- Supplied records
----------------------------------------

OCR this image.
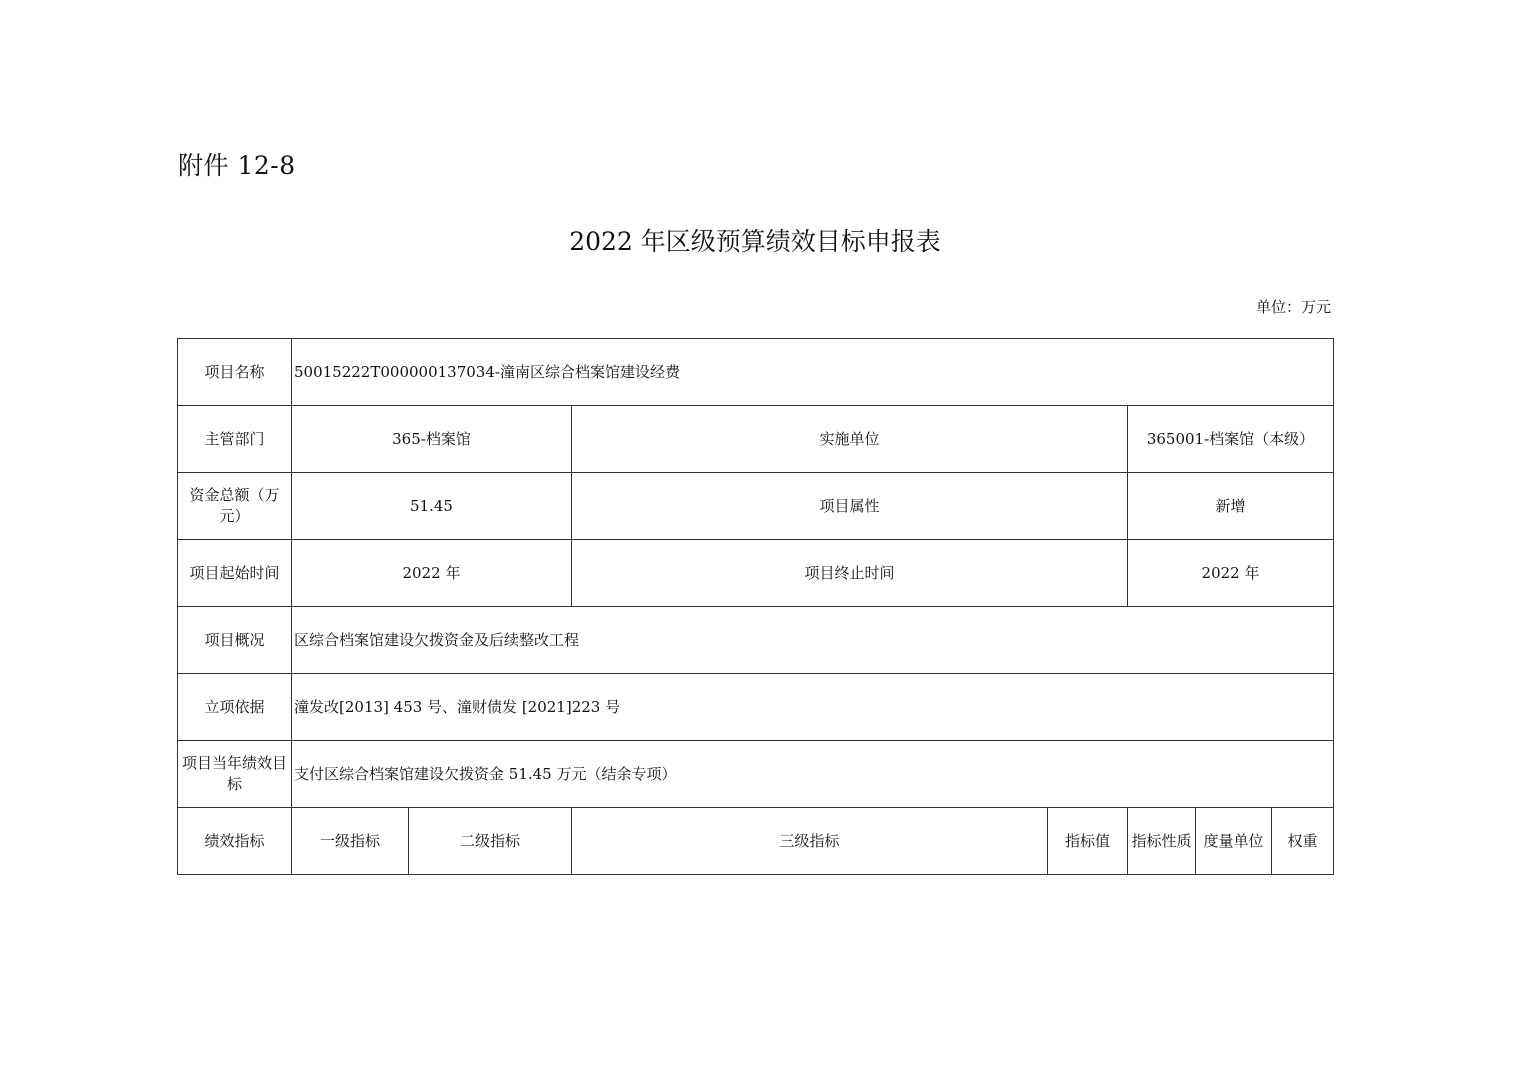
附件 12-8
2022 年区级预算绩效目标申报表
单位：万元
项目名称	50015222T000000137034-潼南区综合档案馆建设经费						
主管部门	365-档案馆		实施单位		365001-档案馆（本级）		
资金总额（万元）	51.45		项目属性		新增		
项目起始时间	2022 年		项目终止时间		2022 年		
项目概况	区综合档案馆建设欠拨资金及后续整改工程						
立项依据	潼发改[2013] 453 号、潼财债发 [2021]223 号						
项目当年绩效目标	支付区综合档案馆建设欠拨资金 51.45 万元（结余专项）						
绩效指标	一级指标	二级指标	三级指标	指标值	指标性质	度量单位	权重
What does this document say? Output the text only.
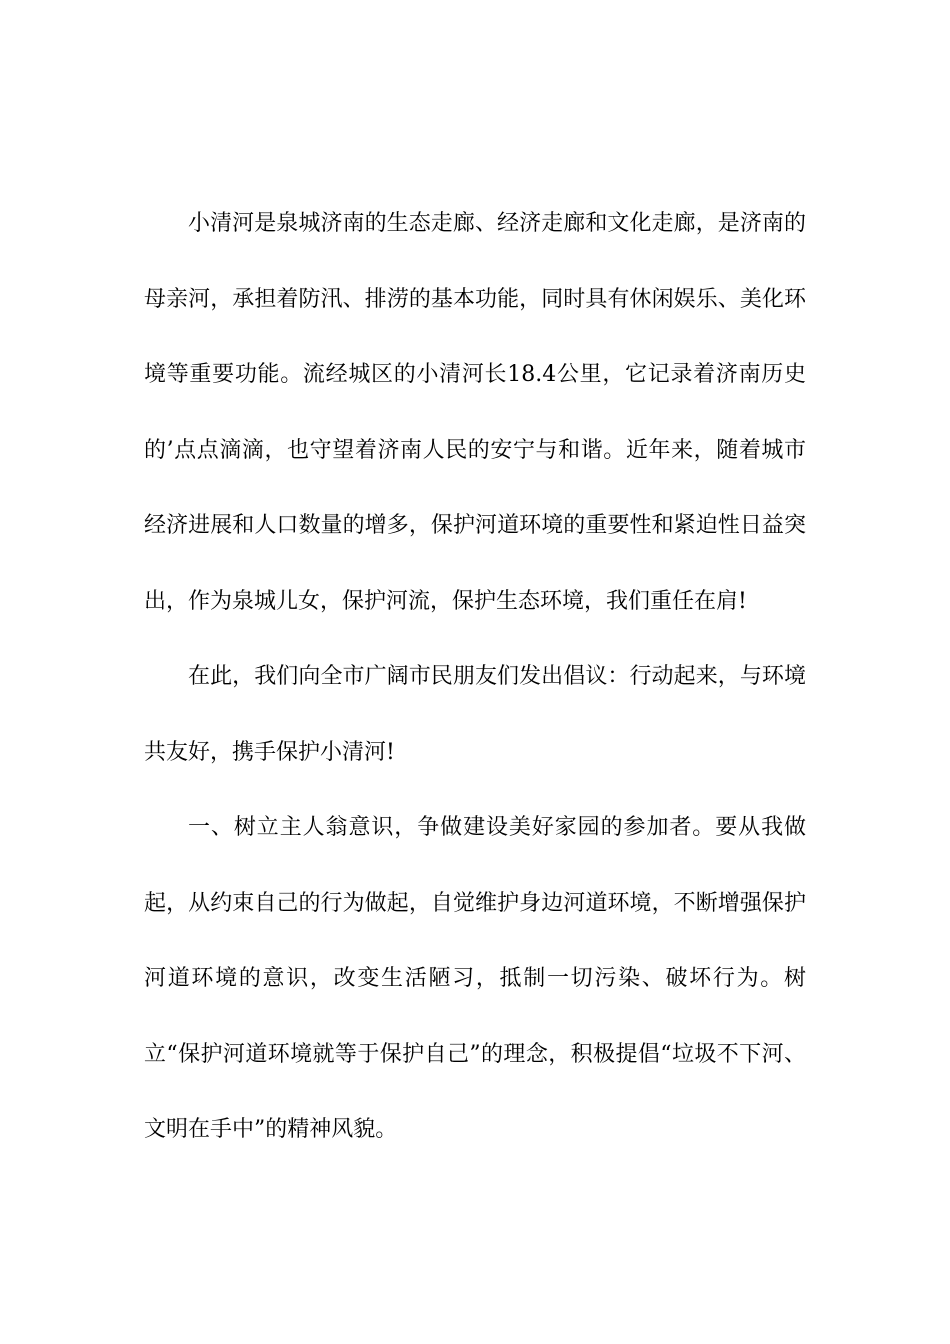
小清河是泉城济南的生态走廊、经济走廊和文化走廊，是济南的母亲河，承担着防汛、排涝的基本功能，同时具有休闲娱乐、美化环境等重要功能。流经城区的小清河长18.4公里，它记录着济南历史的’点点滴滴，也守望着济南人民的安宁与和谐。近年来，随着城市经济进展和人口数量的增多，保护河道环境的重要性和紧迫性日益突出，作为泉城儿女，保护河流，保护生态环境，我们重任在肩!

在此，我们向全市广阔市民朋友们发出倡议：行动起来，与环境共友好，携手保护小清河!

一、树立主人翁意识，争做建设美好家园的参加者。要从我做起，从约束自己的行为做起，自觉维护身边河道环境，不断增强保护河道环境的意识，改变生活陋习，抵制一切污染、破坏行为。树立“保护河道环境就等于保护自己”的理念，积极提倡“垃圾不下河、文明在手中”的精神风貌。
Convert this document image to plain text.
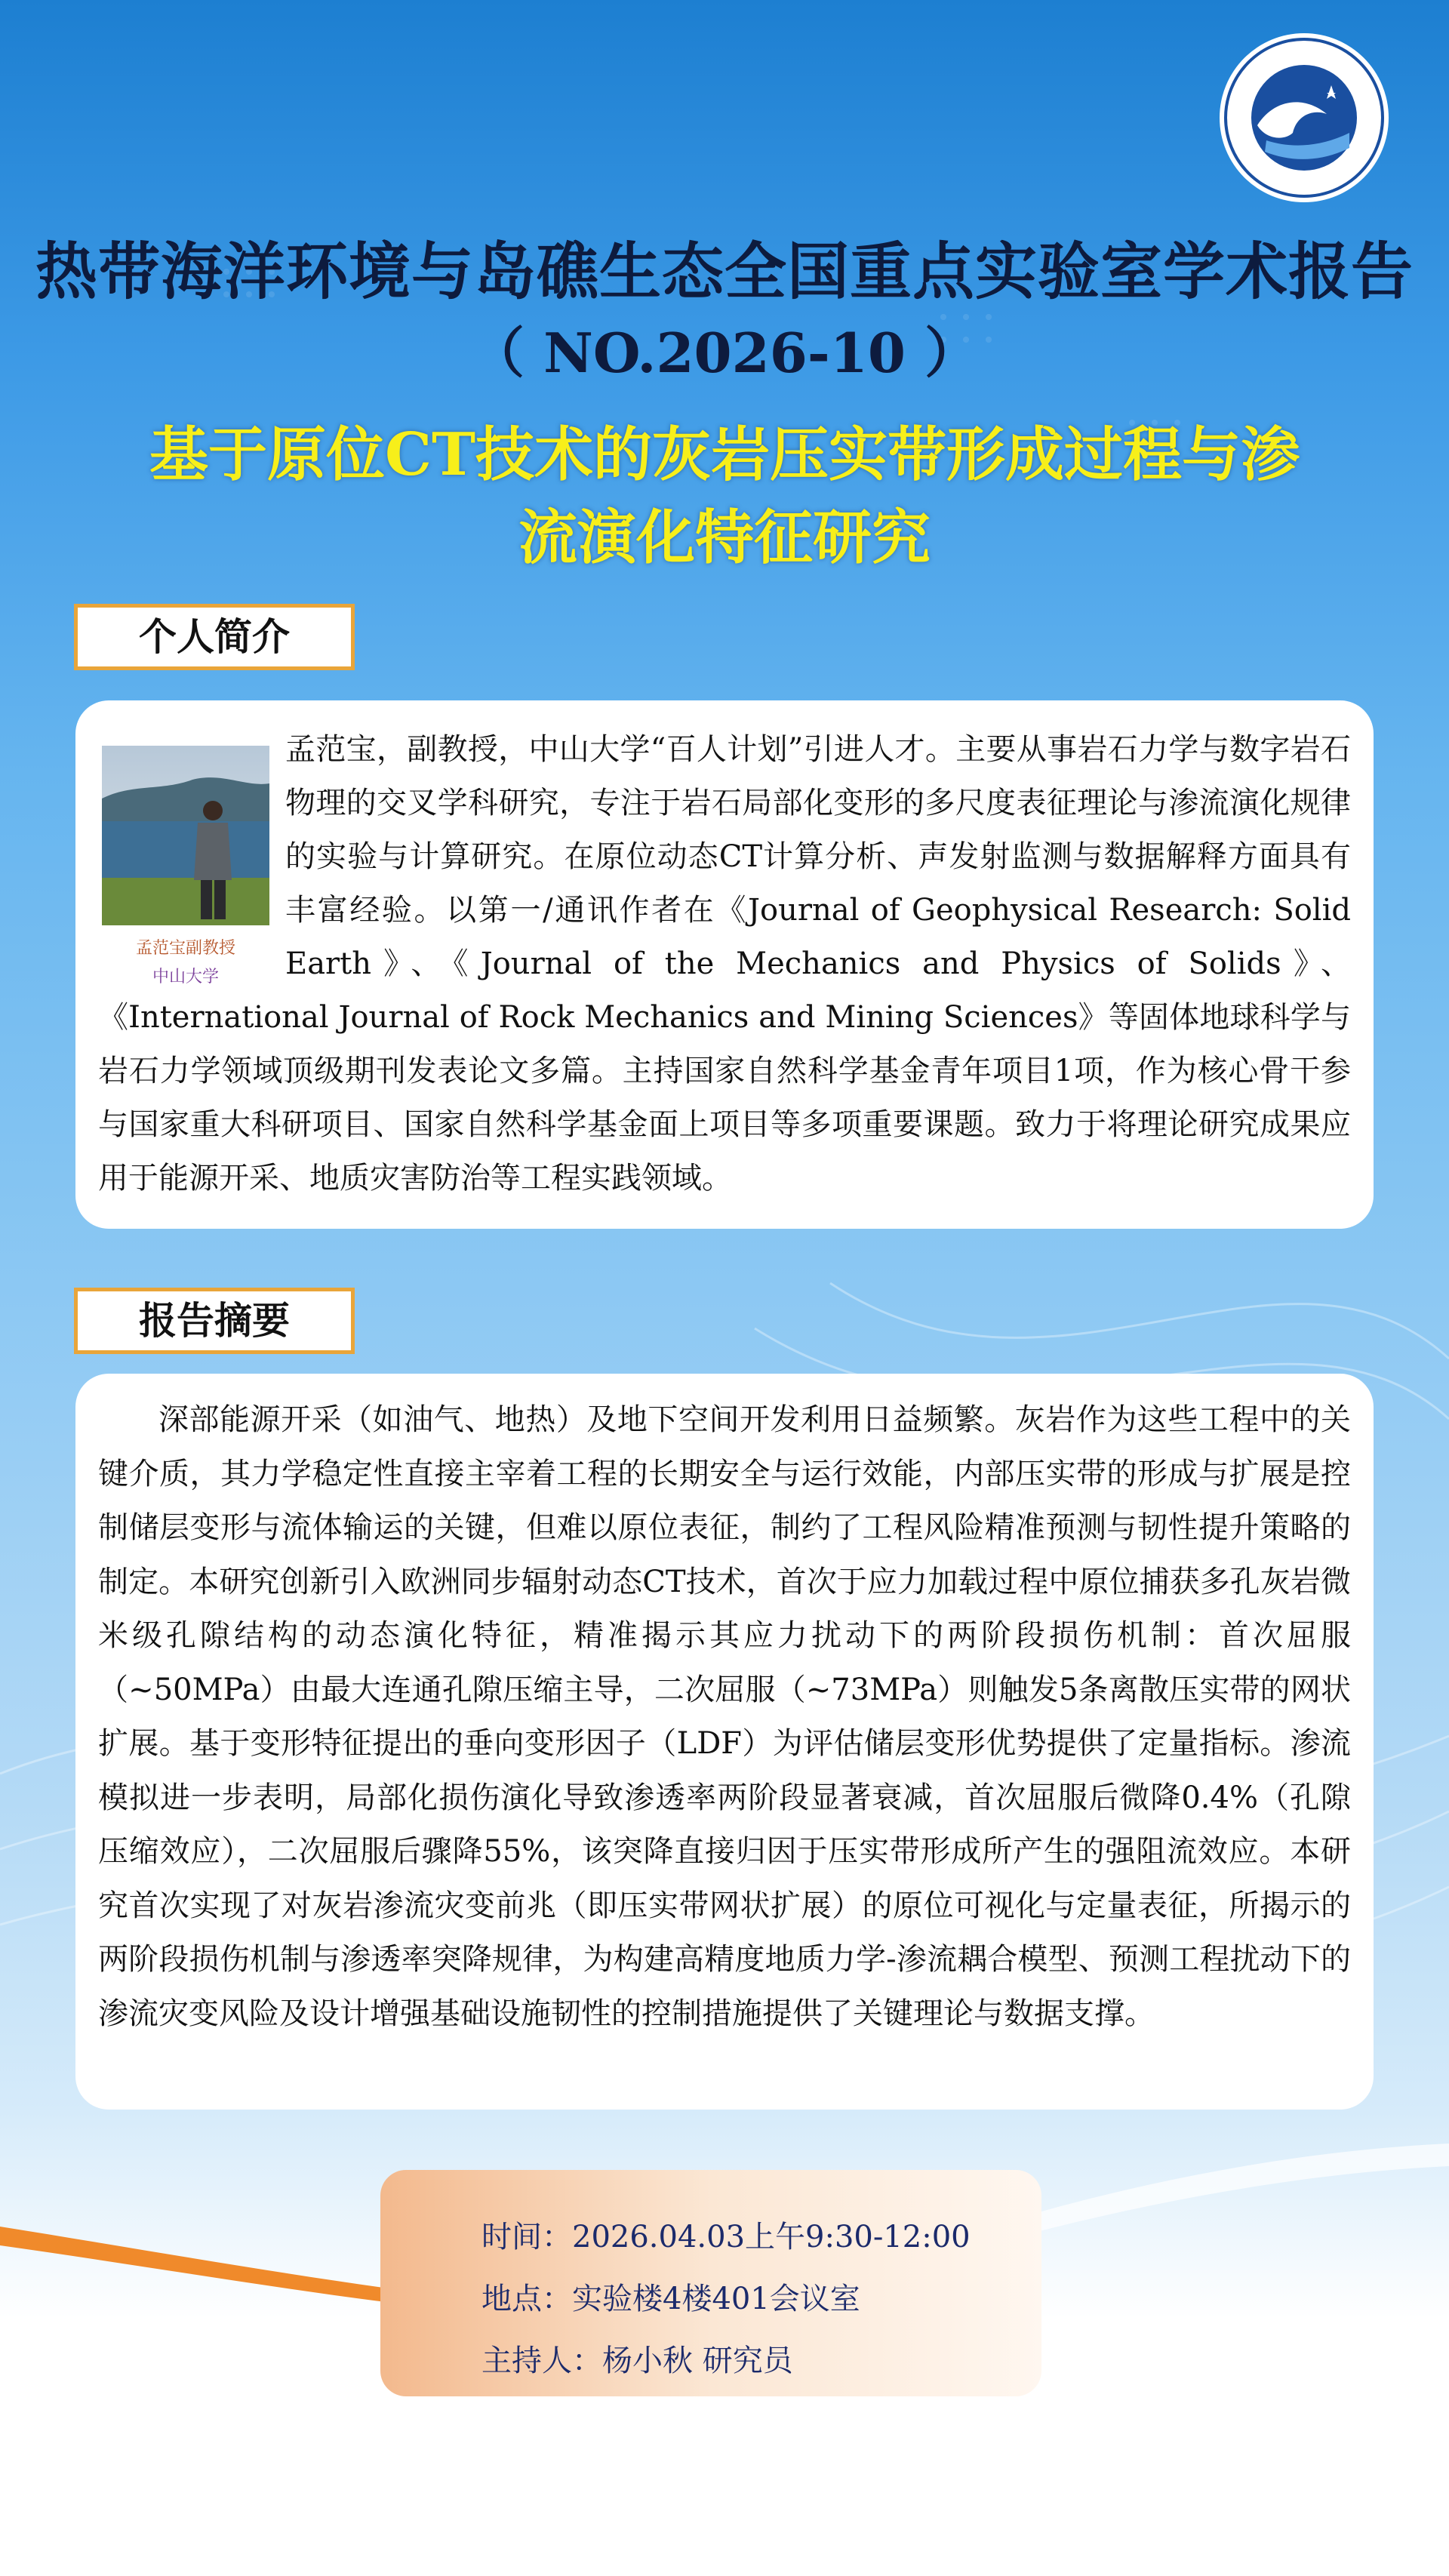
热带海洋环境与岛礁生态全国重点实验室学术报告
（ NO.2026-10 ）
基于原位CT技术的灰岩压实带形成过程与渗
流演化特征研究
个人简介
孟范宝副教授
中山大学

孟范宝，副教授，中山大学“百人计划”引进人才。主要从事岩石力学与数字岩石物理的交叉学科研究，专注于岩石局部化变形的多尺度表征理论与渗流演化规律的实验与计算研究。在原位动态CT计算分析、声发射监测与数据解释方面具有丰富经验。以第一/通讯作者在《Journal of Geophysical Research: Solid Earth》、《Journal of the Mechanics and Physics of Solids》、《International Journal of Rock Mechanics and Mining Sciences》等固体地球科学与岩石力学领域顶级期刊发表论文多篇。主持国家自然科学基金青年项目1项，作为核心骨干参与国家重大科研项目、国家自然科学基金面上项目等多项重要课题。致力于将理论研究成果应用于能源开采、地质灾害防治等工程实践领域。

报告摘要

深部能源开采（如油气、地热）及地下空间开发利用日益频繁。灰岩作为这些工程中的关键介质，其力学稳定性直接主宰着工程的长期安全与运行效能，内部压实带的形成与扩展是控制储层变形与流体输运的关键，但难以原位表征，制约了工程风险精准预测与韧性提升策略的制定。本研究创新引入欧洲同步辐射动态CT技术，首次于应力加载过程中原位捕获多孔灰岩微米级孔隙结构的动态演化特征，精准揭示其应力扰动下的两阶段损伤机制：首次屈服（~50MPa）由最大连通孔隙压缩主导，二次屈服（~73MPa）则触发5条离散压实带的网状扩展。基于变形特征提出的垂向变形因子（LDF）为评估储层变形优势提供了定量指标。渗流模拟进一步表明，局部化损伤演化导致渗透率两阶段显著衰减，首次屈服后微降0.4%（孔隙压缩效应），二次屈服后骤降55%，该突降直接归因于压实带形成所产生的强阻流效应。本研究首次实现了对灰岩渗流灾变前兆（即压实带网状扩展）的原位可视化与定量表征，所揭示的两阶段损伤机制与渗透率突降规律，为构建高精度地质力学-渗流耦合模型、预测工程扰动下的渗流灾变风险及设计增强基础设施韧性的控制措施提供了关键理论与数据支撑。

时间：2026.04.03上午9:30-12:00
地点：实验楼4楼401会议室
主持人：杨小秋 研究员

----------------------------------------

- What you are asked to do
Output a faithful copy of the data, with each picture left out.

- In response
OCR this image.
附件 12-8
2022 年区级预算绩效目标申报表
单位：万元
项目名称	50015222T000000137034-潼南区综合档案馆建设经费						
主管部门	365-档案馆		实施单位		365001-档案馆（本级）		
资金总额（万元）	51.45		项目属性		新增		
项目起始时间	2022 年		项目终止时间		2022 年		
项目概况	区综合档案馆建设欠拨资金及后续整改工程						
立项依据	潼发改[2013] 453 号、潼财债发 [2021]223 号						
项目当年绩效目标	支付区综合档案馆建设欠拨资金 51.45 万元（结余专项）						
绩效指标	一级指标	二级指标	三级指标	指标值	指标性质	度量单位	权重
What does this document say? Output the text only.
小清河是泉城济南的生态走廊、经济走廊和文化走廊，是济南的母亲河，承担着防汛、排涝的基本功能，同时具有休闲娱乐、美化环境等重要功能。流经城区的小清河长18.4公里，它记录着济南历史的’点点滴滴，也守望着济南人民的安宁与和谐。近年来，随着城市经济进展和人口数量的增多，保护河道环境的重要性和紧迫性日益突出，作为泉城儿女，保护河流，保护生态环境，我们重任在肩!

在此，我们向全市广阔市民朋友们发出倡议：行动起来，与环境共友好，携手保护小清河!

一、树立主人翁意识，争做建设美好家园的参加者。要从我做起，从约束自己的行为做起，自觉维护身边河道环境，不断增强保护河道环境的意识，改变生活陋习，抵制一切污染、破坏行为。树立“保护河道环境就等于保护自己”的理念，积极提倡“垃圾不下河、文明在手中”的精神风貌。
Convert this document image to plain text.
热带海洋环境与岛礁生态全国重点实验室学术报告
（ NO.2026-10 ）
基于原位CT技术的灰岩压实带形成过程与渗
流演化特征研究
个人简介
孟范宝副教授
中山大学

孟范宝，副教授，中山大学“百人计划”引进人才。主要从事岩石力学与数字岩石物理的交叉学科研究，专注于岩石局部化变形的多尺度表征理论与渗流演化规律的实验与计算研究。在原位动态CT计算分析、声发射监测与数据解释方面具有丰富经验。以第一/通讯作者在《Journal of Geophysical Research: Solid Earth》、《Journal of the Mechanics and Physics of Solids》、《International Journal of Rock Mechanics and Mining Sciences》等固体地球科学与岩石力学领域顶级期刊发表论文多篇。主持国家自然科学基金青年项目1项，作为核心骨干参与国家重大科研项目、国家自然科学基金面上项目等多项重要课题。致力于将理论研究成果应用于能源开采、地质灾害防治等工程实践领域。

报告摘要

深部能源开采（如油气、地热）及地下空间开发利用日益频繁。灰岩作为这些工程中的关键介质，其力学稳定性直接主宰着工程的长期安全与运行效能，内部压实带的形成与扩展是控制储层变形与流体输运的关键，但难以原位表征，制约了工程风险精准预测与韧性提升策略的制定。本研究创新引入欧洲同步辐射动态CT技术，首次于应力加载过程中原位捕获多孔灰岩微米级孔隙结构的动态演化特征，精准揭示其应力扰动下的两阶段损伤机制：首次屈服（~50MPa）由最大连通孔隙压缩主导，二次屈服（~73MPa）则触发5条离散压实带的网状扩展。基于变形特征提出的垂向变形因子（LDF）为评估储层变形优势提供了定量指标。渗流模拟进一步表明，局部化损伤演化导致渗透率两阶段显著衰减，首次屈服后微降0.4%（孔隙压缩效应），二次屈服后骤降55%，该突降直接归因于压实带形成所产生的强阻流效应。本研究首次实现了对灰岩渗流灾变前兆（即压实带网状扩展）的原位可视化与定量表征，所揭示的两阶段损伤机制与渗透率突降规律，为构建高精度地质力学-渗流耦合模型、预测工程扰动下的渗流灾变风险及设计增强基础设施韧性的控制措施提供了关键理论与数据支撑。

时间：2026.04.03上午9:30-12:00
地点：实验楼4楼401会议室
主持人：杨小秋 研究员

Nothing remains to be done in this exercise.